_WHAT THE TASK ASKS_: The records below must be transcribed exactly. Do not include the pictures.

_SUPPLIED ENTRIES_:

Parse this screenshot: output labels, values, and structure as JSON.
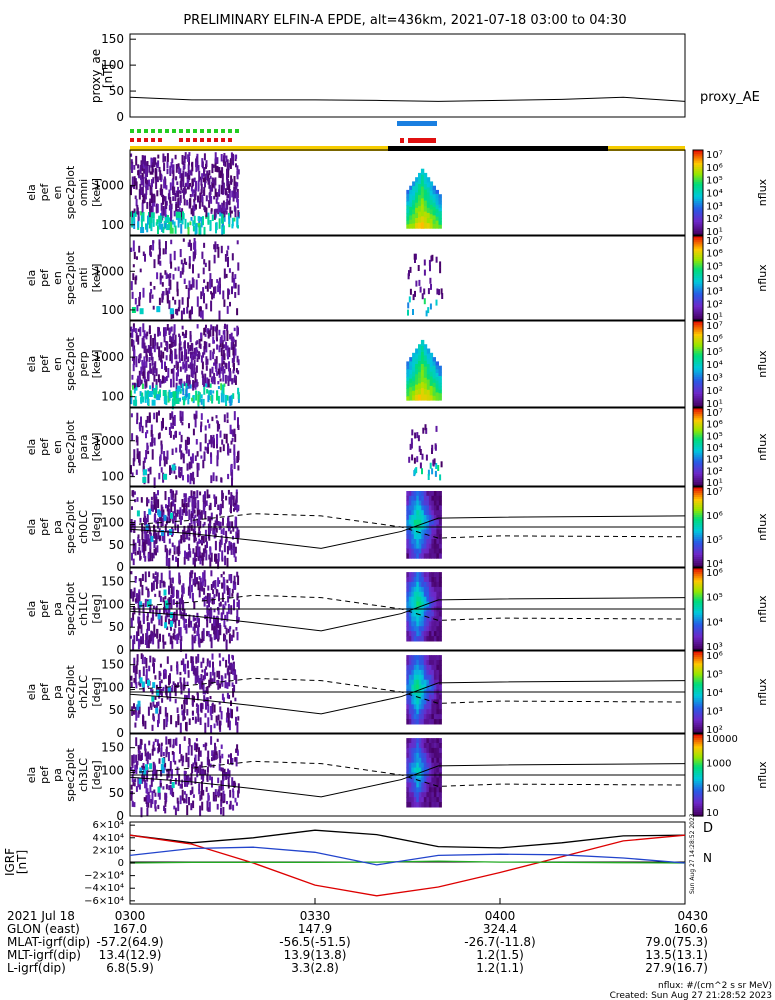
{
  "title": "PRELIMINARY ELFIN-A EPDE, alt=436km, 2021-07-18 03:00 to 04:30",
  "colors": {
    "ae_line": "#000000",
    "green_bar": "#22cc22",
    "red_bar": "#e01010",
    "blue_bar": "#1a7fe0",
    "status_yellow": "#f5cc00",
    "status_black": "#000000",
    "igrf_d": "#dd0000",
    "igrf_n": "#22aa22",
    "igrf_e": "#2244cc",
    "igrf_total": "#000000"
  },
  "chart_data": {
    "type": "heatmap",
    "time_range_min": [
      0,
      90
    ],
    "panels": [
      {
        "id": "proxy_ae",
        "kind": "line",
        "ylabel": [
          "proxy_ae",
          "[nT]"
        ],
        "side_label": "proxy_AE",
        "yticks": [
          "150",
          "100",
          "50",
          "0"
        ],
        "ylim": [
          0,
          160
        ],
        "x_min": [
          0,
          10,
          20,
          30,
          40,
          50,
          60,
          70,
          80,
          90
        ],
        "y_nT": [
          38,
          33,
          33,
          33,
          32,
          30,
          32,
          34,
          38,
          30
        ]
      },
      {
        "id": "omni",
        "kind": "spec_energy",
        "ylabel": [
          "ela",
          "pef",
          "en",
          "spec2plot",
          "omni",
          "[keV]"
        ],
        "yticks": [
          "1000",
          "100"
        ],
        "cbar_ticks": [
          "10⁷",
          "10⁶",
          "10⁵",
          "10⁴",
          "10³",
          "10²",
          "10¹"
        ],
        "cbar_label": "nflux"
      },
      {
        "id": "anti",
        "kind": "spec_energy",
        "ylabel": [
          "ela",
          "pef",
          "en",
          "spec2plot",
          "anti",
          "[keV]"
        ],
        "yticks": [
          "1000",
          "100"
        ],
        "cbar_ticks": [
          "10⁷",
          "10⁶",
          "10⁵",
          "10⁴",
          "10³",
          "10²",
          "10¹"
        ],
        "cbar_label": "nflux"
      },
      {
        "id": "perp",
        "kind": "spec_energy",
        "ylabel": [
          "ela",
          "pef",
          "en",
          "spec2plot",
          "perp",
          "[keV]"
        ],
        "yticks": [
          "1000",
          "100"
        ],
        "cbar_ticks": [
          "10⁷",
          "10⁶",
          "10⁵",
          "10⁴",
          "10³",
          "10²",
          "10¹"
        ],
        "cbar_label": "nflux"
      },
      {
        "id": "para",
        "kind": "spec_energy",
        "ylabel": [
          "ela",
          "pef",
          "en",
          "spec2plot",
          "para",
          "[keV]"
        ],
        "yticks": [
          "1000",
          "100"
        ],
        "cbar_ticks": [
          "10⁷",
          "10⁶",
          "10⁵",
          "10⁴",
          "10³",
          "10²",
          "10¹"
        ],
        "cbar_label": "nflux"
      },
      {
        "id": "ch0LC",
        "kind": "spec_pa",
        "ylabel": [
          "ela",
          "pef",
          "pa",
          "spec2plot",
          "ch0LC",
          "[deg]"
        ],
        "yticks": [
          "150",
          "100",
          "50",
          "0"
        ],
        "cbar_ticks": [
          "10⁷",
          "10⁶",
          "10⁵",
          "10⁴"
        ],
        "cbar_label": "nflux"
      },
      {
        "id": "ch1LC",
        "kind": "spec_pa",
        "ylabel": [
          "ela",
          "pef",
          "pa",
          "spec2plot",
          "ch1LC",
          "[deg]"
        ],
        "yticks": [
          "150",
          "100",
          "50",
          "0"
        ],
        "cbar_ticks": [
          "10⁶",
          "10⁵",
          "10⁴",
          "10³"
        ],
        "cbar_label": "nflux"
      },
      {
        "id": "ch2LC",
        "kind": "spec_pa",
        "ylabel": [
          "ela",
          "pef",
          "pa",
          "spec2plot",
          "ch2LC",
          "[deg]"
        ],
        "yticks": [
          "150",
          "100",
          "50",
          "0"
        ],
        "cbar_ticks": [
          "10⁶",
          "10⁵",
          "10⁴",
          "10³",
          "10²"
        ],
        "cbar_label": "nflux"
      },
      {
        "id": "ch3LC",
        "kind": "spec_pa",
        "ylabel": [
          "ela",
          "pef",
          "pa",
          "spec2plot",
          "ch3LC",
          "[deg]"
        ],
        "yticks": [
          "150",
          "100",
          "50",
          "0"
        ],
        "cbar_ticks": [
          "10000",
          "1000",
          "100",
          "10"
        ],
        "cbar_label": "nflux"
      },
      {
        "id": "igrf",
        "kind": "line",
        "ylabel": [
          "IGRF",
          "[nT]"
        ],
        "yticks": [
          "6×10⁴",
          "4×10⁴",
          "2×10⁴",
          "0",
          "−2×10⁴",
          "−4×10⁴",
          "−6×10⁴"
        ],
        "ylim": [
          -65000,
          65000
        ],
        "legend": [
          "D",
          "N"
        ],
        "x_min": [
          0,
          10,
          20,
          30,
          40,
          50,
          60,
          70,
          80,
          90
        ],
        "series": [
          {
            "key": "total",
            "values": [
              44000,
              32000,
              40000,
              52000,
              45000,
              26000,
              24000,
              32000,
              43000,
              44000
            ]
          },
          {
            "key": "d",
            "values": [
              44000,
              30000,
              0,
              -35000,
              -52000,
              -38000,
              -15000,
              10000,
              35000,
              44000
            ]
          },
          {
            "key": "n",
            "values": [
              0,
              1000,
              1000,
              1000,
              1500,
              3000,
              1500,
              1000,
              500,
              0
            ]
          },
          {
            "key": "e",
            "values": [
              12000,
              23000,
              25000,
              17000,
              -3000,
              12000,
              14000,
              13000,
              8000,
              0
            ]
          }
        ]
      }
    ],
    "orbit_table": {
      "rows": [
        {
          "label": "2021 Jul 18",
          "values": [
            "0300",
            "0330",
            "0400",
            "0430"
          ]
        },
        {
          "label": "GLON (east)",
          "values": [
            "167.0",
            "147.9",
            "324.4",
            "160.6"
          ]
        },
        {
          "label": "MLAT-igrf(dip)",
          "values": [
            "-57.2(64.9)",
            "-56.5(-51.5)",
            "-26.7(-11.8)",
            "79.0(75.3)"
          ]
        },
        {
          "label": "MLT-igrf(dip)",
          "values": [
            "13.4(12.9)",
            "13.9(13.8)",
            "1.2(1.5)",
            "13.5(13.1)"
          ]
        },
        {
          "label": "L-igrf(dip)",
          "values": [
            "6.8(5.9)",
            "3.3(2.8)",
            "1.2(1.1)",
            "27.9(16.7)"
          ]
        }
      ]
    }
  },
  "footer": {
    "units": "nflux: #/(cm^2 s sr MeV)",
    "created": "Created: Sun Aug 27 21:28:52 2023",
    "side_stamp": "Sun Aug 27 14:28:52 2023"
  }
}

_ANSWER FOR THE TASK_:
Parse this screenshot: output labels, values, and structure as JSON.
{
  "title": "PRELIMINARY ELFIN-A EPDE, alt=436km, 2021-07-18 03:00 to 04:30",
  "colors": {
    "ae_line": "#000000",
    "green_bar": "#22cc22",
    "red_bar": "#e01010",
    "blue_bar": "#1a7fe0",
    "status_yellow": "#f5cc00",
    "status_black": "#000000",
    "igrf_d": "#dd0000",
    "igrf_n": "#22aa22",
    "igrf_e": "#2244cc",
    "igrf_total": "#000000"
  },
  "chart_data": {
    "type": "heatmap",
    "time_range_min": [
      0,
      90
    ],
    "panels": [
      {
        "id": "proxy_ae",
        "kind": "line",
        "ylabel": [
          "proxy_ae",
          "[nT]"
        ],
        "side_label": "proxy_AE",
        "yticks": [
          "150",
          "100",
          "50",
          "0"
        ],
        "ylim": [
          0,
          160
        ],
        "x_min": [
          0,
          10,
          20,
          30,
          40,
          50,
          60,
          70,
          80,
          90
        ],
        "y_nT": [
          38,
          33,
          33,
          33,
          32,
          30,
          32,
          34,
          38,
          30
        ]
      },
      {
        "id": "omni",
        "kind": "spec_energy",
        "ylabel": [
          "ela",
          "pef",
          "en",
          "spec2plot",
          "omni",
          "[keV]"
        ],
        "yticks": [
          "1000",
          "100"
        ],
        "cbar_ticks": [
          "10⁷",
          "10⁶",
          "10⁵",
          "10⁴",
          "10³",
          "10²",
          "10¹"
        ],
        "cbar_label": "nflux"
      },
      {
        "id": "anti",
        "kind": "spec_energy",
        "ylabel": [
          "ela",
          "pef",
          "en",
          "spec2plot",
          "anti",
          "[keV]"
        ],
        "yticks": [
          "1000",
          "100"
        ],
        "cbar_ticks": [
          "10⁷",
          "10⁶",
          "10⁵",
          "10⁴",
          "10³",
          "10²",
          "10¹"
        ],
        "cbar_label": "nflux"
      },
      {
        "id": "perp",
        "kind": "spec_energy",
        "ylabel": [
          "ela",
          "pef",
          "en",
          "spec2plot",
          "perp",
          "[keV]"
        ],
        "yticks": [
          "1000",
          "100"
        ],
        "cbar_ticks": [
          "10⁷",
          "10⁶",
          "10⁵",
          "10⁴",
          "10³",
          "10²",
          "10¹"
        ],
        "cbar_label": "nflux"
      },
      {
        "id": "para",
        "kind": "spec_energy",
        "ylabel": [
          "ela",
          "pef",
          "en",
          "spec2plot",
          "para",
          "[keV]"
        ],
        "yticks": [
          "1000",
          "100"
        ],
        "cbar_ticks": [
          "10⁷",
          "10⁶",
          "10⁵",
          "10⁴",
          "10³",
          "10²",
          "10¹"
        ],
        "cbar_label": "nflux"
      },
      {
        "id": "ch0LC",
        "kind": "spec_pa",
        "ylabel": [
          "ela",
          "pef",
          "pa",
          "spec2plot",
          "ch0LC",
          "[deg]"
        ],
        "yticks": [
          "150",
          "100",
          "50",
          "0"
        ],
        "cbar_ticks": [
          "10⁷",
          "10⁶",
          "10⁵",
          "10⁴"
        ],
        "cbar_label": "nflux"
      },
      {
        "id": "ch1LC",
        "kind": "spec_pa",
        "ylabel": [
          "ela",
          "pef",
          "pa",
          "spec2plot",
          "ch1LC",
          "[deg]"
        ],
        "yticks": [
          "150",
          "100",
          "50",
          "0"
        ],
        "cbar_ticks": [
          "10⁶",
          "10⁵",
          "10⁴",
          "10³"
        ],
        "cbar_label": "nflux"
      },
      {
        "id": "ch2LC",
        "kind": "spec_pa",
        "ylabel": [
          "ela",
          "pef",
          "pa",
          "spec2plot",
          "ch2LC",
          "[deg]"
        ],
        "yticks": [
          "150",
          "100",
          "50",
          "0"
        ],
        "cbar_ticks": [
          "10⁶",
          "10⁵",
          "10⁴",
          "10³",
          "10²"
        ],
        "cbar_label": "nflux"
      },
      {
        "id": "ch3LC",
        "kind": "spec_pa",
        "ylabel": [
          "ela",
          "pef",
          "pa",
          "spec2plot",
          "ch3LC",
          "[deg]"
        ],
        "yticks": [
          "150",
          "100",
          "50",
          "0"
        ],
        "cbar_ticks": [
          "10000",
          "1000",
          "100",
          "10"
        ],
        "cbar_label": "nflux"
      },
      {
        "id": "igrf",
        "kind": "line",
        "ylabel": [
          "IGRF",
          "[nT]"
        ],
        "yticks": [
          "6×10⁴",
          "4×10⁴",
          "2×10⁴",
          "0",
          "−2×10⁴",
          "−4×10⁴",
          "−6×10⁴"
        ],
        "ylim": [
          -65000,
          65000
        ],
        "legend": [
          "D",
          "N"
        ],
        "x_min": [
          0,
          10,
          20,
          30,
          40,
          50,
          60,
          70,
          80,
          90
        ],
        "series": [
          {
            "key": "total",
            "values": [
              44000,
              32000,
              40000,
              52000,
              45000,
              26000,
              24000,
              32000,
              43000,
              44000
            ]
          },
          {
            "key": "d",
            "values": [
              44000,
              30000,
              0,
              -35000,
              -52000,
              -38000,
              -15000,
              10000,
              35000,
              44000
            ]
          },
          {
            "key": "n",
            "values": [
              0,
              1000,
              1000,
              1000,
              1500,
              3000,
              1500,
              1000,
              500,
              0
            ]
          },
          {
            "key": "e",
            "values": [
              12000,
              23000,
              25000,
              17000,
              -3000,
              12000,
              14000,
              13000,
              8000,
              0
            ]
          }
        ]
      }
    ],
    "orbit_table": {
      "rows": [
        {
          "label": "2021 Jul 18",
          "values": [
            "0300",
            "0330",
            "0400",
            "0430"
          ]
        },
        {
          "label": "GLON (east)",
          "values": [
            "167.0",
            "147.9",
            "324.4",
            "160.6"
          ]
        },
        {
          "label": "MLAT-igrf(dip)",
          "values": [
            "-57.2(64.9)",
            "-56.5(-51.5)",
            "-26.7(-11.8)",
            "79.0(75.3)"
          ]
        },
        {
          "label": "MLT-igrf(dip)",
          "values": [
            "13.4(12.9)",
            "13.9(13.8)",
            "1.2(1.5)",
            "13.5(13.1)"
          ]
        },
        {
          "label": "L-igrf(dip)",
          "values": [
            "6.8(5.9)",
            "3.3(2.8)",
            "1.2(1.1)",
            "27.9(16.7)"
          ]
        }
      ]
    }
  },
  "footer": {
    "units": "nflux: #/(cm^2 s sr MeV)",
    "created": "Created: Sun Aug 27 21:28:52 2023",
    "side_stamp": "Sun Aug 27 14:28:52 2023"
  }
}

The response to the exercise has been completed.